• LISTED RECORDS
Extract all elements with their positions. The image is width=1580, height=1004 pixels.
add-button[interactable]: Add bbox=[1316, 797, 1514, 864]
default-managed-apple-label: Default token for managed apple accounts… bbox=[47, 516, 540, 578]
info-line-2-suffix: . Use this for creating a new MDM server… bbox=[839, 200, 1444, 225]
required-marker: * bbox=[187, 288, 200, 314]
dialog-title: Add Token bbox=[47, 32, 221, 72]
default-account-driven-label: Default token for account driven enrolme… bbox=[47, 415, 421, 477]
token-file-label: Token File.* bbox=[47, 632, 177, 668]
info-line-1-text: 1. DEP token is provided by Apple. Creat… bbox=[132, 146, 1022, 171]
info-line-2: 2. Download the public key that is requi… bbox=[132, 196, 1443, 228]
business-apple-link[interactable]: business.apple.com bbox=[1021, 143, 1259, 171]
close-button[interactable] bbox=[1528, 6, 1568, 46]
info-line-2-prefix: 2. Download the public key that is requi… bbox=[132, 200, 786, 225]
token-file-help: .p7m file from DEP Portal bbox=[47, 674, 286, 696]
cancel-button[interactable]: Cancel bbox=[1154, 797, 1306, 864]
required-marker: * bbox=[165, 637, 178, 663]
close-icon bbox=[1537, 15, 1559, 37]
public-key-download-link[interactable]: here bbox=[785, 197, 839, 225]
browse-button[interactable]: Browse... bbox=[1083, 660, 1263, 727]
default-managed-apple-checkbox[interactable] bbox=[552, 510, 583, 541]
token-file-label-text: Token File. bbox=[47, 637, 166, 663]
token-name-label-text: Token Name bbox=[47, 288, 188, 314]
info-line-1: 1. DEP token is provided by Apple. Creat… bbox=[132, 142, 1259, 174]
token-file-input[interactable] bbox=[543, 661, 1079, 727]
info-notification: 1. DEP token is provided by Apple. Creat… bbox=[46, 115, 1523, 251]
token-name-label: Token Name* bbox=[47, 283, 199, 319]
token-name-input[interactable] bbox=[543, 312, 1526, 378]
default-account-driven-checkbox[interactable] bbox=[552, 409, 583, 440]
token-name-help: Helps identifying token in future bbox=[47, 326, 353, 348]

• WHAT TO PRODUCE
Reproduce the lines verbatim, starting at the beginning of the records and going on through the line with "close-button[interactable] bbox=[1528, 6, 1568, 46]".

• REPLY
Extract all elements with their positions. The image is width=1580, height=1004 pixels.
add-button[interactable]: Add bbox=[1316, 797, 1514, 864]
default-managed-apple-label: Default token for managed apple accounts… bbox=[47, 516, 540, 578]
info-line-2-suffix: . Use this for creating a new MDM server… bbox=[839, 200, 1444, 225]
required-marker: * bbox=[187, 288, 200, 314]
dialog-title: Add Token bbox=[47, 32, 221, 72]
default-account-driven-label: Default token for account driven enrolme… bbox=[47, 415, 421, 477]
token-file-label: Token File.* bbox=[47, 632, 177, 668]
info-line-1-text: 1. DEP token is provided by Apple. Creat… bbox=[132, 146, 1022, 171]
info-line-2: 2. Download the public key that is requi… bbox=[132, 196, 1443, 228]
business-apple-link[interactable]: business.apple.com bbox=[1021, 143, 1259, 171]
close-button[interactable] bbox=[1528, 6, 1568, 46]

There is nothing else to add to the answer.